» **Exercise instructions**: Scan each line of the records for the word "days" and extract the ones that have it.
[start Given information]
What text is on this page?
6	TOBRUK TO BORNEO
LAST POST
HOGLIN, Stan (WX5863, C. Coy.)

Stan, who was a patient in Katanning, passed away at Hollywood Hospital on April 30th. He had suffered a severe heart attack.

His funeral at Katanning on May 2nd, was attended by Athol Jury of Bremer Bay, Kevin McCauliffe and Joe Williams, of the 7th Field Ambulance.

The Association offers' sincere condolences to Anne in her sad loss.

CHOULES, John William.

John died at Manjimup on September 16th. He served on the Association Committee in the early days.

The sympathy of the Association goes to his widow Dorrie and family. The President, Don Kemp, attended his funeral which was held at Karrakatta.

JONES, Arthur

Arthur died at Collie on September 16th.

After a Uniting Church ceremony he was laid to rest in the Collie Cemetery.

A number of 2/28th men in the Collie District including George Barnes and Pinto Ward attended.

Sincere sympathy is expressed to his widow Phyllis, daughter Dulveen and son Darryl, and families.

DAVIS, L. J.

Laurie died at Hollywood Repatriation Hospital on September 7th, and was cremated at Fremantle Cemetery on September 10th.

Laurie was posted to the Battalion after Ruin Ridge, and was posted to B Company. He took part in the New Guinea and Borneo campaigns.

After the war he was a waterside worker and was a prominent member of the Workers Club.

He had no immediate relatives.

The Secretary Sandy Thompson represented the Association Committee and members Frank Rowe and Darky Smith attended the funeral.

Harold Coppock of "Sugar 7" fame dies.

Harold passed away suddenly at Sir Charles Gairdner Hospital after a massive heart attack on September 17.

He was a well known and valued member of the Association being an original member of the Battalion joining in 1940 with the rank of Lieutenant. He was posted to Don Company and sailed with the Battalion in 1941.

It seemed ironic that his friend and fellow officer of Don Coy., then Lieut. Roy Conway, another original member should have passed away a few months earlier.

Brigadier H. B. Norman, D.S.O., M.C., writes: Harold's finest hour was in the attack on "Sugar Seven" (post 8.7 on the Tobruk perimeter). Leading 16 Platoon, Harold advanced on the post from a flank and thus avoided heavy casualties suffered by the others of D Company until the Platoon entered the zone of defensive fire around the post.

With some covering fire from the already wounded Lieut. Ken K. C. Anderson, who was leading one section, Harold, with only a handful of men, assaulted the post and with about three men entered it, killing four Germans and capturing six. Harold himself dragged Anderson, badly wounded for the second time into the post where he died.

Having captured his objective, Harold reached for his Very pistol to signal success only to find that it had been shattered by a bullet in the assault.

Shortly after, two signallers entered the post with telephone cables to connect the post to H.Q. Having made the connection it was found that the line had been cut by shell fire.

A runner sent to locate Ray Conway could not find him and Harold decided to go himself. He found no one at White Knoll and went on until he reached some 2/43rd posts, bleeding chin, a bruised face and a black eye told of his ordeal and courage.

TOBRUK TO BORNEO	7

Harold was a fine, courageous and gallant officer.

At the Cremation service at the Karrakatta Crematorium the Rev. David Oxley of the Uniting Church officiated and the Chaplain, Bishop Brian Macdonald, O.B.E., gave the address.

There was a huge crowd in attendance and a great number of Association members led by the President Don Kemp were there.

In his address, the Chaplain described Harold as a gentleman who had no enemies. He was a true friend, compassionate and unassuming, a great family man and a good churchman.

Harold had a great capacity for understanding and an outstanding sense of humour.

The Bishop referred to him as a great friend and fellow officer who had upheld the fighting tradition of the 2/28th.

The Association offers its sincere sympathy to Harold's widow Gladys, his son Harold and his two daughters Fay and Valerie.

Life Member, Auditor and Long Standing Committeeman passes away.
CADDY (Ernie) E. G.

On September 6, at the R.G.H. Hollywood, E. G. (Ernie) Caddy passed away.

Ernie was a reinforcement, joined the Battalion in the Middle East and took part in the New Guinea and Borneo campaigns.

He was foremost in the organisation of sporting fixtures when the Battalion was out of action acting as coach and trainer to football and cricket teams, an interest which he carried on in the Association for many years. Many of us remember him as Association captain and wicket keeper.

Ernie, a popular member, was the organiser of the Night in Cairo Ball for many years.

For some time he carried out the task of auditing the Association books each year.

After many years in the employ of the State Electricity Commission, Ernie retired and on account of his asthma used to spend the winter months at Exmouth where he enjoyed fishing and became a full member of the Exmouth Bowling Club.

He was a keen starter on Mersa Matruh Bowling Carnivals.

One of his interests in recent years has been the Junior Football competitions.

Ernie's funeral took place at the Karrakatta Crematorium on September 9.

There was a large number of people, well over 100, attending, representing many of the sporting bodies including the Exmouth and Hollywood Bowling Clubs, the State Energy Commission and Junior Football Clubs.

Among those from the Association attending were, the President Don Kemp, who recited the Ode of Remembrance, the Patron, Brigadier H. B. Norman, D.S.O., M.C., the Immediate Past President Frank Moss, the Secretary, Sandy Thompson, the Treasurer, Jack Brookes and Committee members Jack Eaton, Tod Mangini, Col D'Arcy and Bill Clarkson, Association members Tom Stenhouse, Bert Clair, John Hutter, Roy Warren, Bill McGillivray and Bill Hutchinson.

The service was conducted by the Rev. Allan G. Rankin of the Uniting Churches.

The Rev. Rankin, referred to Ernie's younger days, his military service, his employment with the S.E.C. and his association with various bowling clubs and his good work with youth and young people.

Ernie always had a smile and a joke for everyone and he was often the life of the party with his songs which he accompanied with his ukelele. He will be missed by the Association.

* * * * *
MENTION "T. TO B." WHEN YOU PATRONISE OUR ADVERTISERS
[end Given information]
» **Expected answer**:
John died at Manjimup on September 16th. He served on the Association Committee in the early days.
The Rev. Rankin, referred to Ernie's younger days, his military service, his employment with the S.E.C. and his association with various bowling clubs and his good work with youth and young people.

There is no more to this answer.